Recorded data:
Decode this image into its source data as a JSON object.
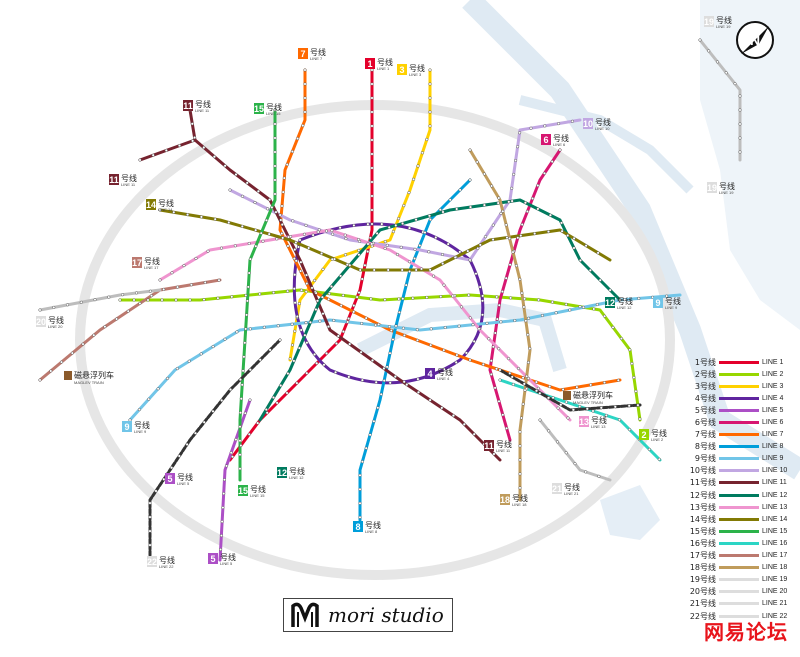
{
  "lines": [
    {
      "cn": "1号线",
      "en": "LINE 1",
      "color": "#e4002b"
    },
    {
      "cn": "2号线",
      "en": "LINE 2",
      "color": "#97d700"
    },
    {
      "cn": "3号线",
      "en": "LINE 3",
      "color": "#ffd100"
    },
    {
      "cn": "4号线",
      "en": "LINE 4",
      "color": "#5f259f"
    },
    {
      "cn": "5号线",
      "en": "LINE 5",
      "color": "#ac4fc6"
    },
    {
      "cn": "6号线",
      "en": "LINE 6",
      "color": "#d71671"
    },
    {
      "cn": "7号线",
      "en": "LINE 7",
      "color": "#ff6900"
    },
    {
      "cn": "8号线",
      "en": "LINE 8",
      "color": "#009eda"
    },
    {
      "cn": "9号线",
      "en": "LINE 9",
      "color": "#71c5e8"
    },
    {
      "cn": "10号线",
      "en": "LINE 10",
      "color": "#c1a7e2"
    },
    {
      "cn": "11号线",
      "en": "LINE 11",
      "color": "#76232f"
    },
    {
      "cn": "12号线",
      "en": "LINE 12",
      "color": "#007b5f"
    },
    {
      "cn": "13号线",
      "en": "LINE 13",
      "color": "#ef95cf"
    },
    {
      "cn": "14号线",
      "en": "LINE 14",
      "color": "#827a04"
    },
    {
      "cn": "15号线",
      "en": "LINE 15",
      "color": "#2cb34a"
    },
    {
      "cn": "16号线",
      "en": "LINE 16",
      "color": "#2cd5c4"
    },
    {
      "cn": "17号线",
      "en": "LINE 17",
      "color": "#bc796f"
    },
    {
      "cn": "18号线",
      "en": "LINE 18",
      "color": "#c09c5c"
    },
    {
      "cn": "19号线",
      "en": "LINE 19",
      "color": "#dddddd"
    },
    {
      "cn": "20号线",
      "en": "LINE 20",
      "color": "#dddddd"
    },
    {
      "cn": "21号线",
      "en": "LINE 21",
      "color": "#dddddd"
    },
    {
      "cn": "22号线",
      "en": "LINE 22",
      "color": "#dddddd"
    }
  ],
  "tags": [
    {
      "num": "7",
      "cn": "号线",
      "en": "LINE 7",
      "color": "#ff6900"
    },
    {
      "num": "1",
      "cn": "号线",
      "en": "LINE 1",
      "color": "#e4002b"
    },
    {
      "num": "3",
      "cn": "号线",
      "en": "LINE 3",
      "color": "#ffd100"
    },
    {
      "num": "11",
      "cn": "号线",
      "en": "LINE 11",
      "color": "#76232f"
    },
    {
      "num": "15",
      "cn": "号线",
      "en": "LINE 15",
      "color": "#2cb34a"
    },
    {
      "num": "11",
      "cn": "号线",
      "en": "LINE 11",
      "color": "#76232f"
    },
    {
      "num": "14",
      "cn": "号线",
      "en": "LINE 14",
      "color": "#827a04"
    },
    {
      "num": "17",
      "cn": "号线",
      "en": "LINE 17",
      "color": "#bc796f"
    },
    {
      "num": "20",
      "cn": "号线",
      "en": "LINE 20",
      "color": "#dddddd"
    },
    {
      "num": "9",
      "cn": "号线",
      "en": "LINE 9",
      "color": "#71c5e8"
    },
    {
      "num": "5",
      "cn": "号线",
      "en": "LINE 5",
      "color": "#ac4fc6"
    },
    {
      "num": "22",
      "cn": "号线",
      "en": "LINE 22",
      "color": "#dddddd"
    },
    {
      "num": "5",
      "cn": "号线",
      "en": "LINE 5",
      "color": "#ac4fc6"
    },
    {
      "num": "15",
      "cn": "号线",
      "en": "LINE 15",
      "color": "#2cb34a"
    },
    {
      "num": "12",
      "cn": "号线",
      "en": "LINE 12",
      "color": "#007b5f"
    },
    {
      "num": "8",
      "cn": "号线",
      "en": "LINE 8",
      "color": "#009eda"
    },
    {
      "num": "4",
      "cn": "号线",
      "en": "LINE 4",
      "color": "#5f259f"
    },
    {
      "num": "11",
      "cn": "号线",
      "en": "LINE 11",
      "color": "#76232f"
    },
    {
      "num": "18",
      "cn": "号线",
      "en": "LINE 18",
      "color": "#c09c5c"
    },
    {
      "num": "10",
      "cn": "号线",
      "en": "LINE 10",
      "color": "#c1a7e2"
    },
    {
      "num": "6",
      "cn": "号线",
      "en": "LINE 6",
      "color": "#d71671"
    },
    {
      "num": "19",
      "cn": "号线",
      "en": "LINE 19",
      "color": "#dddddd"
    },
    {
      "num": "12",
      "cn": "号线",
      "en": "LINE 12",
      "color": "#007b5f"
    },
    {
      "num": "9",
      "cn": "号线",
      "en": "LINE 9",
      "color": "#71c5e8"
    },
    {
      "num": "13",
      "cn": "号线",
      "en": "LINE 13",
      "color": "#ef95cf"
    },
    {
      "num": "2",
      "cn": "号线",
      "en": "LINE 2",
      "color": "#97d700"
    },
    {
      "num": "21",
      "cn": "号线",
      "en": "LINE 21",
      "color": "#dddddd"
    },
    {
      "num": "19",
      "cn": "号线",
      "en": "LINE 19",
      "color": "#dddddd"
    }
  ],
  "maglev": [
    {
      "cn": "磁悬浮列车",
      "en": "MAGLEV TRAIN"
    },
    {
      "cn": "磁悬浮列车",
      "en": "MAGLEV TRAIN"
    }
  ],
  "brand": {
    "text": "mori studio"
  },
  "watermark": {
    "text": "网易论坛"
  },
  "compass": {
    "letter": "N"
  }
}
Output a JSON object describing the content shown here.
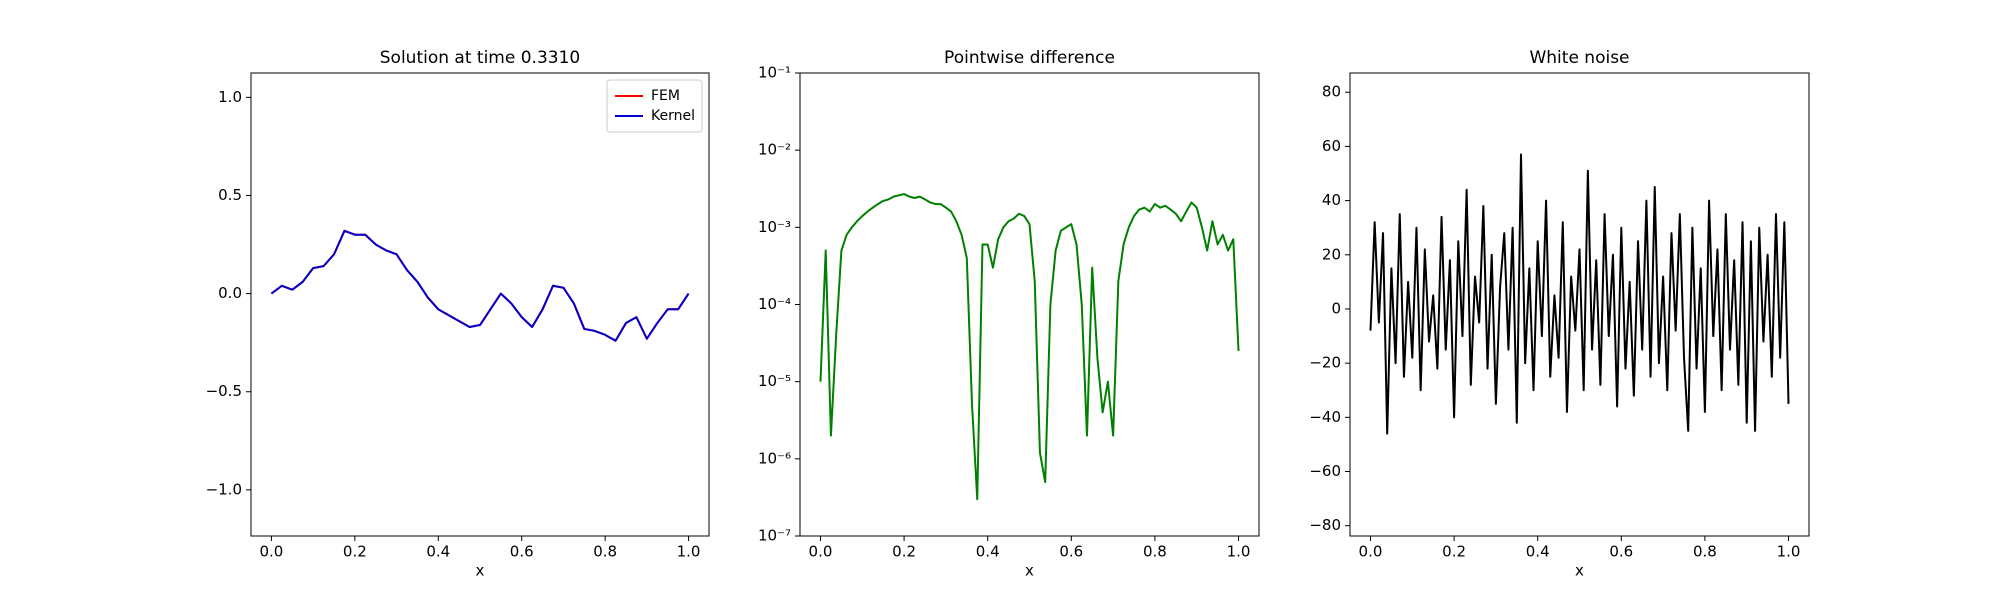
{
  "chart_data": [
    {
      "type": "line",
      "title": "Solution at time 0.3310",
      "xlabel": "x",
      "x": [
        0,
        0.025,
        0.05,
        0.075,
        0.1,
        0.125,
        0.15,
        0.175,
        0.2,
        0.225,
        0.25,
        0.275,
        0.3,
        0.325,
        0.35,
        0.375,
        0.4,
        0.425,
        0.45,
        0.475,
        0.5,
        0.525,
        0.55,
        0.575,
        0.6,
        0.625,
        0.65,
        0.675,
        0.7,
        0.725,
        0.75,
        0.775,
        0.8,
        0.825,
        0.85,
        0.875,
        0.9,
        0.925,
        0.95,
        0.975,
        1
      ],
      "series": [
        {
          "name": "FEM",
          "color": "#ff0000",
          "values": [
            0,
            0.04,
            0.02,
            0.06,
            0.13,
            0.14,
            0.2,
            0.32,
            0.3,
            0.3,
            0.25,
            0.22,
            0.2,
            0.12,
            0.06,
            -0.02,
            -0.08,
            -0.11,
            -0.14,
            -0.17,
            -0.16,
            -0.08,
            0,
            -0.05,
            -0.12,
            -0.17,
            -0.08,
            0.04,
            0.03,
            -0.05,
            -0.18,
            -0.19,
            -0.21,
            -0.24,
            -0.15,
            -0.12,
            -0.23,
            -0.15,
            -0.08,
            -0.08,
            0
          ]
        },
        {
          "name": "Kernel",
          "color": "#0000cc",
          "values": [
            0,
            0.04,
            0.02,
            0.06,
            0.13,
            0.14,
            0.2,
            0.32,
            0.3,
            0.3,
            0.25,
            0.22,
            0.2,
            0.12,
            0.06,
            -0.02,
            -0.08,
            -0.11,
            -0.14,
            -0.17,
            -0.16,
            -0.08,
            0,
            -0.05,
            -0.12,
            -0.17,
            -0.08,
            0.04,
            0.03,
            -0.05,
            -0.18,
            -0.19,
            -0.21,
            -0.24,
            -0.15,
            -0.12,
            -0.23,
            -0.15,
            -0.08,
            -0.08,
            0
          ]
        }
      ],
      "xlim": [
        -0.049,
        1.049
      ],
      "xticks": [
        {
          "value": 0,
          "label": "0.0"
        },
        {
          "value": 0.2,
          "label": "0.2"
        },
        {
          "value": 0.4,
          "label": "0.4"
        },
        {
          "value": 0.6,
          "label": "0.6"
        },
        {
          "value": 0.8,
          "label": "0.8"
        },
        {
          "value": 1,
          "label": "1.0"
        }
      ],
      "ylim": [
        -1.235,
        1.124
      ],
      "yticks": [
        {
          "value": -1,
          "label": "−1.0"
        },
        {
          "value": -0.5,
          "label": "−0.5"
        },
        {
          "value": 0,
          "label": "0.0"
        },
        {
          "value": 0.5,
          "label": "0.5"
        },
        {
          "value": 1,
          "label": "1.0"
        }
      ],
      "legend": "upper right"
    },
    {
      "type": "line",
      "title": "Pointwise difference",
      "xlabel": "x",
      "log_y": true,
      "color": "#008000",
      "x": [
        0,
        0.0125,
        0.025,
        0.0375,
        0.05,
        0.0625,
        0.075,
        0.0875,
        0.1,
        0.1125,
        0.125,
        0.1375,
        0.15,
        0.1625,
        0.175,
        0.1875,
        0.2,
        0.2125,
        0.225,
        0.2375,
        0.25,
        0.2625,
        0.275,
        0.2875,
        0.3,
        0.3125,
        0.325,
        0.3375,
        0.35,
        0.3625,
        0.375,
        0.3875,
        0.4,
        0.4125,
        0.425,
        0.4375,
        0.45,
        0.4625,
        0.475,
        0.4875,
        0.5,
        0.5125,
        0.525,
        0.5375,
        0.55,
        0.5625,
        0.575,
        0.5875,
        0.6,
        0.6125,
        0.625,
        0.6375,
        0.65,
        0.6625,
        0.675,
        0.6875,
        0.7,
        0.7125,
        0.725,
        0.7375,
        0.75,
        0.7625,
        0.775,
        0.7875,
        0.8,
        0.8125,
        0.825,
        0.8375,
        0.85,
        0.8625,
        0.875,
        0.8875,
        0.9,
        0.9125,
        0.925,
        0.9375,
        0.95,
        0.9625,
        0.975,
        0.9875,
        1
      ],
      "values": [
        1e-05,
        0.0005,
        2e-06,
        4e-05,
        0.0005,
        0.0008,
        0.001,
        0.0012,
        0.0014,
        0.0016,
        0.0018,
        0.002,
        0.0022,
        0.0023,
        0.0025,
        0.0026,
        0.0027,
        0.0025,
        0.0024,
        0.0025,
        0.0023,
        0.0021,
        0.002,
        0.002,
        0.0018,
        0.0016,
        0.0012,
        0.0008,
        0.0004,
        5e-06,
        3e-07,
        0.0006,
        0.0006,
        0.0003,
        0.0007,
        0.001,
        0.0012,
        0.0013,
        0.0015,
        0.0014,
        0.0011,
        0.0002,
        1.2e-06,
        5e-07,
        0.0001,
        0.0005,
        0.0009,
        0.001,
        0.0011,
        0.0006,
        0.0001,
        2e-06,
        0.0003,
        2e-05,
        4e-06,
        1e-05,
        2e-06,
        0.0002,
        0.0006,
        0.001,
        0.0014,
        0.0017,
        0.0018,
        0.0016,
        0.002,
        0.0018,
        0.0019,
        0.0017,
        0.0015,
        0.0012,
        0.0016,
        0.0021,
        0.0018,
        0.001,
        0.0005,
        0.0012,
        0.0006,
        0.0008,
        0.0005,
        0.0007,
        2.5e-05
      ],
      "xlim": [
        -0.049,
        1.049
      ],
      "xticks": [
        {
          "value": 0,
          "label": "0.0"
        },
        {
          "value": 0.2,
          "label": "0.2"
        },
        {
          "value": 0.4,
          "label": "0.4"
        },
        {
          "value": 0.6,
          "label": "0.6"
        },
        {
          "value": 0.8,
          "label": "0.8"
        },
        {
          "value": 1,
          "label": "1.0"
        }
      ],
      "ylim": [
        1e-07,
        0.1
      ],
      "yticks": [
        {
          "value": 1e-07,
          "label": "10⁻⁷"
        },
        {
          "value": 1e-06,
          "label": "10⁻⁶"
        },
        {
          "value": 1e-05,
          "label": "10⁻⁵"
        },
        {
          "value": 0.0001,
          "label": "10⁻⁴"
        },
        {
          "value": 0.001,
          "label": "10⁻³"
        },
        {
          "value": 0.01,
          "label": "10⁻²"
        },
        {
          "value": 0.1,
          "label": "10⁻¹"
        }
      ]
    },
    {
      "type": "line",
      "title": "White noise",
      "xlabel": "x",
      "color": "#000000",
      "x": [
        0,
        0.01,
        0.02,
        0.03,
        0.04,
        0.05,
        0.06,
        0.07,
        0.08,
        0.09,
        0.1,
        0.11,
        0.12,
        0.13,
        0.14,
        0.15,
        0.16,
        0.17,
        0.18,
        0.19,
        0.2,
        0.21,
        0.22,
        0.23,
        0.24,
        0.25,
        0.26,
        0.27,
        0.28,
        0.29,
        0.3,
        0.31,
        0.32,
        0.33,
        0.34,
        0.35,
        0.36,
        0.37,
        0.38,
        0.39,
        0.4,
        0.41,
        0.42,
        0.43,
        0.44,
        0.45,
        0.46,
        0.47,
        0.48,
        0.49,
        0.5,
        0.51,
        0.52,
        0.53,
        0.54,
        0.55,
        0.56,
        0.57,
        0.58,
        0.59,
        0.6,
        0.61,
        0.62,
        0.63,
        0.64,
        0.65,
        0.66,
        0.67,
        0.68,
        0.69,
        0.7,
        0.71,
        0.72,
        0.73,
        0.74,
        0.75,
        0.76,
        0.77,
        0.78,
        0.79,
        0.8,
        0.81,
        0.82,
        0.83,
        0.84,
        0.85,
        0.86,
        0.87,
        0.88,
        0.89,
        0.9,
        0.91,
        0.92,
        0.93,
        0.94,
        0.95,
        0.96,
        0.97,
        0.98,
        0.99,
        1
      ],
      "values": [
        -8,
        32,
        -5,
        28,
        -46,
        15,
        -20,
        35,
        -25,
        10,
        -18,
        30,
        -30,
        22,
        -12,
        5,
        -22,
        34,
        -15,
        18,
        -40,
        25,
        -10,
        44,
        -28,
        12,
        -5,
        38,
        -22,
        20,
        -35,
        8,
        28,
        -15,
        30,
        -42,
        57,
        -20,
        15,
        -30,
        25,
        -10,
        40,
        -25,
        5,
        -18,
        32,
        -38,
        12,
        -8,
        22,
        -30,
        51,
        -15,
        18,
        -28,
        35,
        -10,
        20,
        -36,
        30,
        -22,
        10,
        -32,
        25,
        -15,
        40,
        -25,
        45,
        -20,
        12,
        -30,
        28,
        -8,
        35,
        -18,
        -45,
        30,
        -22,
        15,
        -38,
        40,
        -10,
        22,
        -30,
        35,
        -15,
        18,
        -28,
        32,
        -42,
        25,
        -45,
        30,
        -12,
        20,
        -25,
        35,
        -18,
        32,
        -35
      ],
      "xlim": [
        -0.049,
        1.049
      ],
      "xticks": [
        {
          "value": 0,
          "label": "0.0"
        },
        {
          "value": 0.2,
          "label": "0.2"
        },
        {
          "value": 0.4,
          "label": "0.4"
        },
        {
          "value": 0.6,
          "label": "0.6"
        },
        {
          "value": 0.8,
          "label": "0.8"
        },
        {
          "value": 1,
          "label": "1.0"
        }
      ],
      "ylim": [
        -83.8,
        87.1
      ],
      "yticks": [
        {
          "value": -80,
          "label": "−80"
        },
        {
          "value": -60,
          "label": "−60"
        },
        {
          "value": -40,
          "label": "−40"
        },
        {
          "value": -20,
          "label": "−20"
        },
        0,
        20,
        40,
        60,
        80
      ]
    }
  ]
}
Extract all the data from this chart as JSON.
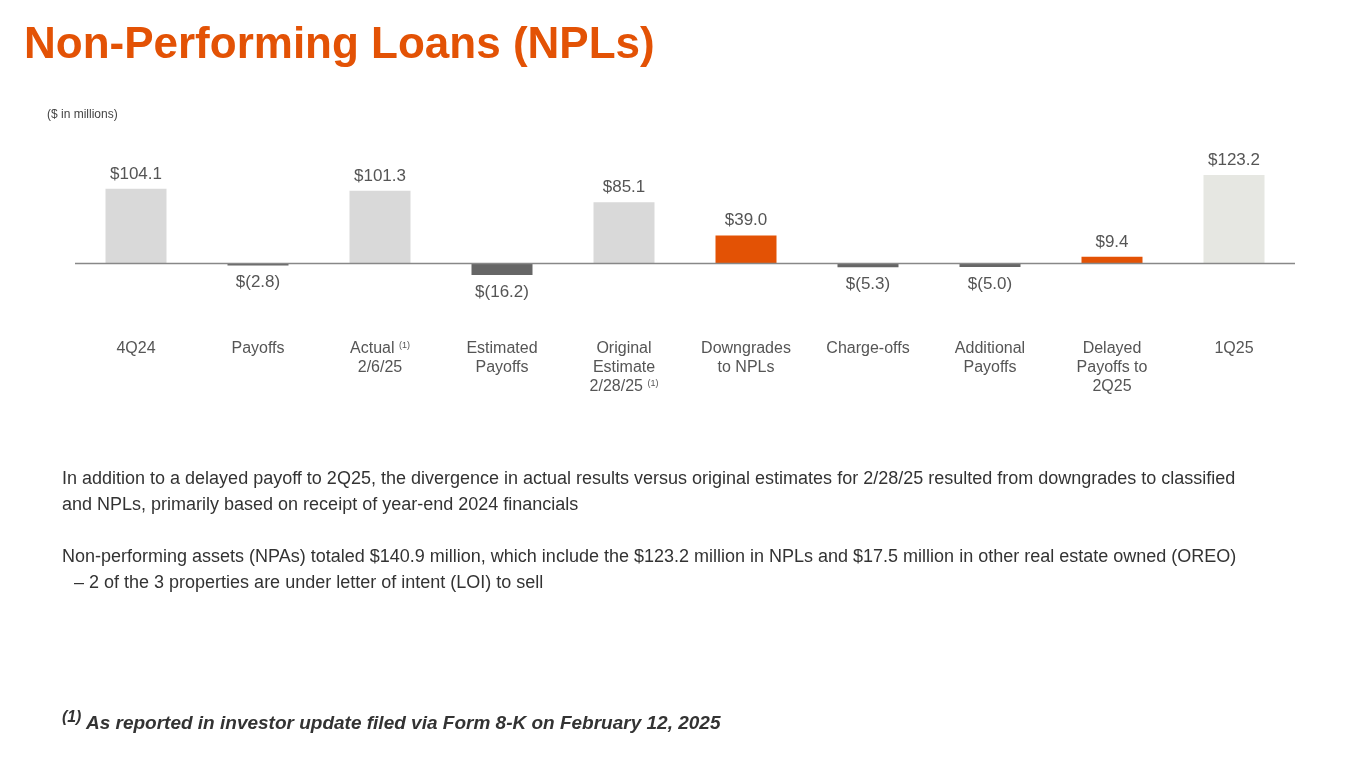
{
  "chart_data": {
    "type": "bar",
    "title": "Non-Performing Loans (NPLs)",
    "subtitle": "($ in millions)",
    "categories": [
      "4Q24",
      "Payoffs",
      "Actual $^{(1)}$\n2/6/25",
      "Estimated\nPayoffs",
      "Original\nEstimate\n2/28/25 $^{(1)}$",
      "Downgrades\nto NPLs",
      "Charge-offs",
      "Additional\nPayoffs",
      "Delayed\nPayoffs to\n2Q25",
      "1Q25"
    ],
    "values": [
      104.1,
      -2.8,
      101.3,
      -16.2,
      85.1,
      39.0,
      -5.3,
      -5.0,
      9.4,
      123.2
    ],
    "colors": [
      "#d9d9d9",
      "#666666",
      "#d9d9d9",
      "#666666",
      "#d9d9d9",
      "#e35205",
      "#666666",
      "#666666",
      "#e35205",
      "#e6e7e2"
    ],
    "value_labels": [
      "$104.1",
      "$(2.8)",
      "$101.3",
      "$(16.2)",
      "$85.1",
      "$39.0",
      "$(5.3)",
      "$(5.0)",
      "$9.4",
      "$123.2"
    ],
    "annotations": [
      "In addition to a delayed payoff to 2Q25, the divergence in actual results versus original estimates for 2/28/25 resulted from downgrades to classified and NPLs, primarily based on receipt of year-end 2024 financials",
      "Non-performing assets (NPAs) totaled $140.9 million, which include the $123.2 million in NPLs and $17.5 million in other real estate owned (OREO)",
      "– 2 of the 3 properties are under letter of intent (LOI) to sell",
      "$^{(1)}$ As reported in investor update filed via Form 8-K on February 12, 2025"
    ],
    "legend": false
  }
}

→ DESCRIPTION OF THE TASK
Leave out the pictures, and extract exactly the lines from the one with "Extract all the data from this chart as JSON." through the end of the records, both ends included.

→ FINAL RESULT
Extract all the data from this chart as JSON.
{
  "chart_data": {
    "type": "bar",
    "title": "Non-Performing Loans (NPLs)",
    "subtitle": "($ in millions)",
    "categories": [
      "4Q24",
      "Payoffs",
      "Actual $^{(1)}$\n2/6/25",
      "Estimated\nPayoffs",
      "Original\nEstimate\n2/28/25 $^{(1)}$",
      "Downgrades\nto NPLs",
      "Charge-offs",
      "Additional\nPayoffs",
      "Delayed\nPayoffs to\n2Q25",
      "1Q25"
    ],
    "values": [
      104.1,
      -2.8,
      101.3,
      -16.2,
      85.1,
      39.0,
      -5.3,
      -5.0,
      9.4,
      123.2
    ],
    "colors": [
      "#d9d9d9",
      "#666666",
      "#d9d9d9",
      "#666666",
      "#d9d9d9",
      "#e35205",
      "#666666",
      "#666666",
      "#e35205",
      "#e6e7e2"
    ],
    "value_labels": [
      "$104.1",
      "$(2.8)",
      "$101.3",
      "$(16.2)",
      "$85.1",
      "$39.0",
      "$(5.3)",
      "$(5.0)",
      "$9.4",
      "$123.2"
    ],
    "annotations": [
      "In addition to a delayed payoff to 2Q25, the divergence in actual results versus original estimates for 2/28/25 resulted from downgrades to classified and NPLs, primarily based on receipt of year-end 2024 financials",
      "Non-performing assets (NPAs) totaled $140.9 million, which include the $123.2 million in NPLs and $17.5 million in other real estate owned (OREO)",
      "– 2 of the 3 properties are under letter of intent (LOI) to sell",
      "$^{(1)}$ As reported in investor update filed via Form 8-K on February 12, 2025"
    ],
    "legend": false
  }
}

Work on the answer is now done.